What is asked
Copy the lines word for word, starting at the line that contains "paragraph-line: ①按其发生领域分为海陆间大循环、内陆回圈和海上内回: [192, 422, 768, 447]" and ending at the last line of the rows, with both ends included.

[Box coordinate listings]

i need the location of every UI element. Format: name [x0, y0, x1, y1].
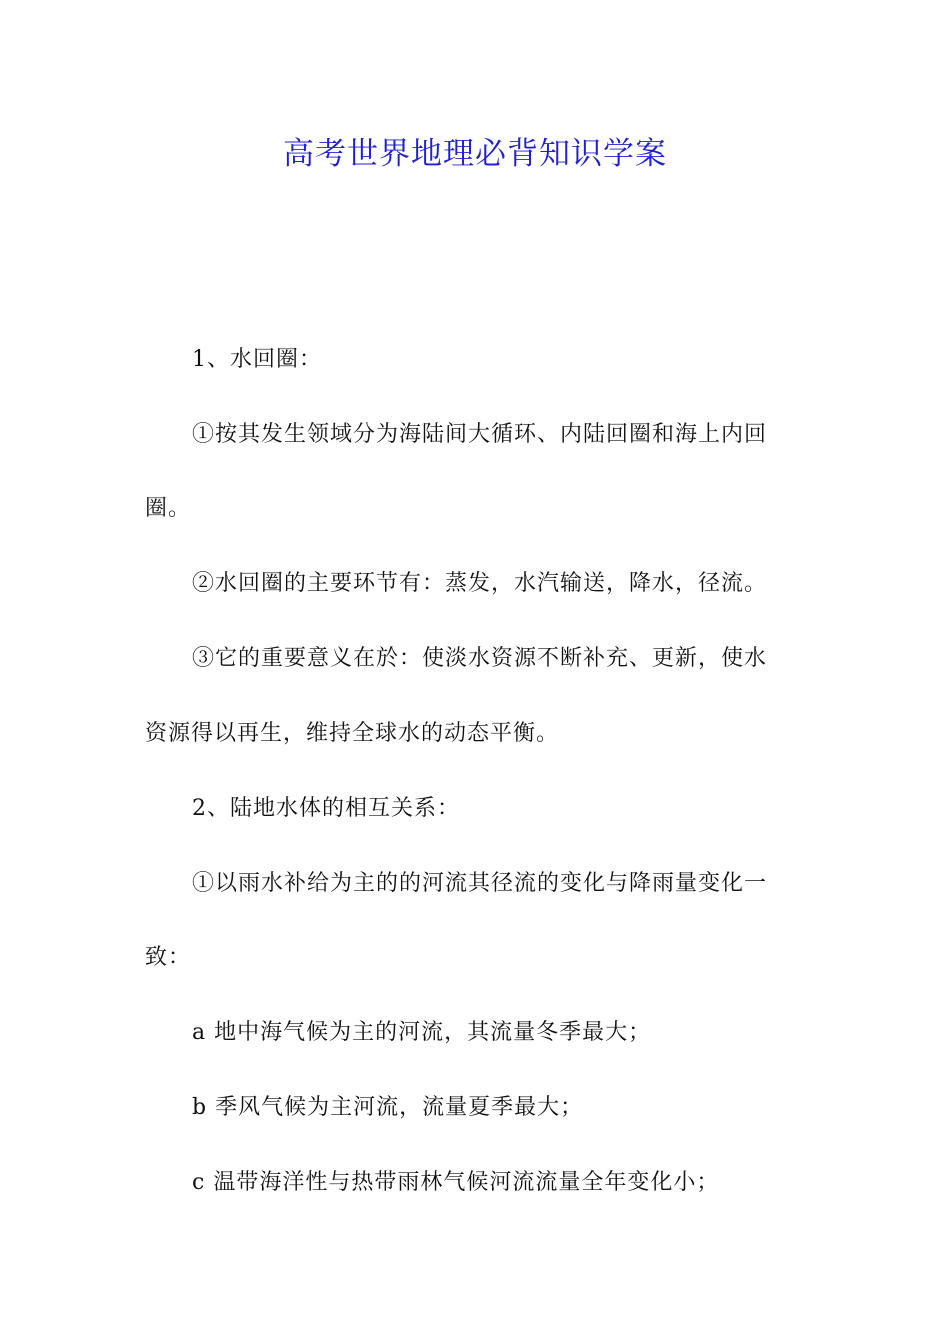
paragraph-line: ①按其发生领域分为海陆间大循环、内陆回圈和海上内回: [192, 422, 768, 447]
paragraph-line: 致：: [145, 945, 192, 970]
paragraph-line: 圈。: [145, 496, 192, 521]
section-heading-water-cycle: 1、水回圈：: [192, 347, 322, 372]
section-heading-land-water: 2、陆地水体的相互关系：: [192, 796, 460, 821]
list-item: c 温带海洋性与热带雨林气候河流流量全年变化小；: [192, 1170, 720, 1195]
list-item: a 地中海气候为主的河流，其流量冬季最大；: [192, 1020, 652, 1045]
paragraph-line: ②水回圈的主要环节有：蒸发，水汽输送，降水，径流。: [192, 571, 768, 596]
paragraph-line: 资源得以再生，维持全球水的动态平衡。: [145, 721, 560, 746]
list-item: b 季风气候为主河流，流量夏季最大；: [192, 1095, 584, 1120]
paragraph-line: ①以雨水补给为主的的河流其径流的变化与降雨量变化一: [192, 871, 768, 896]
paragraph-line: ③它的重要意义在於：使淡水资源不断补充、更新，使水: [192, 646, 768, 671]
document-title: 高考世界地理必背知识学案: [283, 136, 667, 172]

Task answer
paragraph-line: ①按其发生领域分为海陆间大循环、内陆回圈和海上内回: [192, 422, 768, 447]
paragraph-line: 致：: [145, 945, 192, 970]
paragraph-line: 圈。: [145, 496, 192, 521]
section-heading-water-cycle: 1、水回圈：: [192, 347, 322, 372]
section-heading-land-water: 2、陆地水体的相互关系：: [192, 796, 460, 821]
list-item: c 温带海洋性与热带雨林气候河流流量全年变化小；: [192, 1170, 720, 1195]
list-item: a 地中海气候为主的河流，其流量冬季最大；: [192, 1020, 652, 1045]
paragraph-line: ②水回圈的主要环节有：蒸发，水汽输送，降水，径流。: [192, 571, 768, 596]
paragraph-line: 资源得以再生，维持全球水的动态平衡。: [145, 721, 560, 746]
list-item: b 季风气候为主河流，流量夏季最大；: [192, 1095, 584, 1120]
paragraph-line: ①以雨水补给为主的的河流其径流的变化与降雨量变化一: [192, 871, 768, 896]
paragraph-line: ③它的重要意义在於：使淡水资源不断补充、更新，使水: [192, 646, 768, 671]
document-title: 高考世界地理必背知识学案: [283, 136, 667, 172]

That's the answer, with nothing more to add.